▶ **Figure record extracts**
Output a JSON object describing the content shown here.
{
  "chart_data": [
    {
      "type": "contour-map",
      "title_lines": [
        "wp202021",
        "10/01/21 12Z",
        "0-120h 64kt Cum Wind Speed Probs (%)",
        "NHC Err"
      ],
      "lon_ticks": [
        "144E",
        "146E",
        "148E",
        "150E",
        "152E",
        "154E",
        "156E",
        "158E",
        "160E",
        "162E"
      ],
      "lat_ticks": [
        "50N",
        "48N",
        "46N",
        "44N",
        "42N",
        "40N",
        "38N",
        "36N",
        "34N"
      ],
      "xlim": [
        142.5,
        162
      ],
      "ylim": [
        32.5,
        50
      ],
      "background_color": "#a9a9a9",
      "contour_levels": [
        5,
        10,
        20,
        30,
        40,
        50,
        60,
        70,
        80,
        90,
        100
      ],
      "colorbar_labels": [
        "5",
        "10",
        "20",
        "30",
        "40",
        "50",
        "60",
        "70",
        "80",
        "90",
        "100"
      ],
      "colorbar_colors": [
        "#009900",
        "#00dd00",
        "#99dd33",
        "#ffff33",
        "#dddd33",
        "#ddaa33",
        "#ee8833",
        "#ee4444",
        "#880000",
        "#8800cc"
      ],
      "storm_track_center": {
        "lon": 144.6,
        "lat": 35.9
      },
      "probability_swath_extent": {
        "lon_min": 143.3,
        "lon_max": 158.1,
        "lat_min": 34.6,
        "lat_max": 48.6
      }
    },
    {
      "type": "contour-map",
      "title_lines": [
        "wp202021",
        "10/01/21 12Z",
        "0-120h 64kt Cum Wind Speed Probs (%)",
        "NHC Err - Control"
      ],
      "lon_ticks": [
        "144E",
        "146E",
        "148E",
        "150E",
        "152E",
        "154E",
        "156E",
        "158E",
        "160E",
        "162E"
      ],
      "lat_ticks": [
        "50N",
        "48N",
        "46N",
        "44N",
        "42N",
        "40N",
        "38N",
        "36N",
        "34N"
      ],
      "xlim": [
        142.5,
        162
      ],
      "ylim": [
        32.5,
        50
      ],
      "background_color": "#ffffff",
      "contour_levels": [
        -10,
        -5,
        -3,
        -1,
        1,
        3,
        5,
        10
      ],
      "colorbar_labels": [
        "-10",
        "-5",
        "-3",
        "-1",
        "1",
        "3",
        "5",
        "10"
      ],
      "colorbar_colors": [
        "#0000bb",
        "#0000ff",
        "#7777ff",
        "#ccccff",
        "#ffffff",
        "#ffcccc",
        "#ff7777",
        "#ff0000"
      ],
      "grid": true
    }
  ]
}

▶ **Request**
Write the material out again word for word.

▶ **Task response**
Output a JSON object describing the content shown here.
{
  "chart_data": [
    {
      "type": "contour-map",
      "title_lines": [
        "wp202021",
        "10/01/21 12Z",
        "0-120h 64kt Cum Wind Speed Probs (%)",
        "NHC Err"
      ],
      "lon_ticks": [
        "144E",
        "146E",
        "148E",
        "150E",
        "152E",
        "154E",
        "156E",
        "158E",
        "160E",
        "162E"
      ],
      "lat_ticks": [
        "50N",
        "48N",
        "46N",
        "44N",
        "42N",
        "40N",
        "38N",
        "36N",
        "34N"
      ],
      "xlim": [
        142.5,
        162
      ],
      "ylim": [
        32.5,
        50
      ],
      "background_color": "#a9a9a9",
      "contour_levels": [
        5,
        10,
        20,
        30,
        40,
        50,
        60,
        70,
        80,
        90,
        100
      ],
      "colorbar_labels": [
        "5",
        "10",
        "20",
        "30",
        "40",
        "50",
        "60",
        "70",
        "80",
        "90",
        "100"
      ],
      "colorbar_colors": [
        "#009900",
        "#00dd00",
        "#99dd33",
        "#ffff33",
        "#dddd33",
        "#ddaa33",
        "#ee8833",
        "#ee4444",
        "#880000",
        "#8800cc"
      ],
      "storm_track_center": {
        "lon": 144.6,
        "lat": 35.9
      },
      "probability_swath_extent": {
        "lon_min": 143.3,
        "lon_max": 158.1,
        "lat_min": 34.6,
        "lat_max": 48.6
      }
    },
    {
      "type": "contour-map",
      "title_lines": [
        "wp202021",
        "10/01/21 12Z",
        "0-120h 64kt Cum Wind Speed Probs (%)",
        "NHC Err - Control"
      ],
      "lon_ticks": [
        "144E",
        "146E",
        "148E",
        "150E",
        "152E",
        "154E",
        "156E",
        "158E",
        "160E",
        "162E"
      ],
      "lat_ticks": [
        "50N",
        "48N",
        "46N",
        "44N",
        "42N",
        "40N",
        "38N",
        "36N",
        "34N"
      ],
      "xlim": [
        142.5,
        162
      ],
      "ylim": [
        32.5,
        50
      ],
      "background_color": "#ffffff",
      "contour_levels": [
        -10,
        -5,
        -3,
        -1,
        1,
        3,
        5,
        10
      ],
      "colorbar_labels": [
        "-10",
        "-5",
        "-3",
        "-1",
        "1",
        "3",
        "5",
        "10"
      ],
      "colorbar_colors": [
        "#0000bb",
        "#0000ff",
        "#7777ff",
        "#ccccff",
        "#ffffff",
        "#ffcccc",
        "#ff7777",
        "#ff0000"
      ],
      "grid": true
    }
  ]
}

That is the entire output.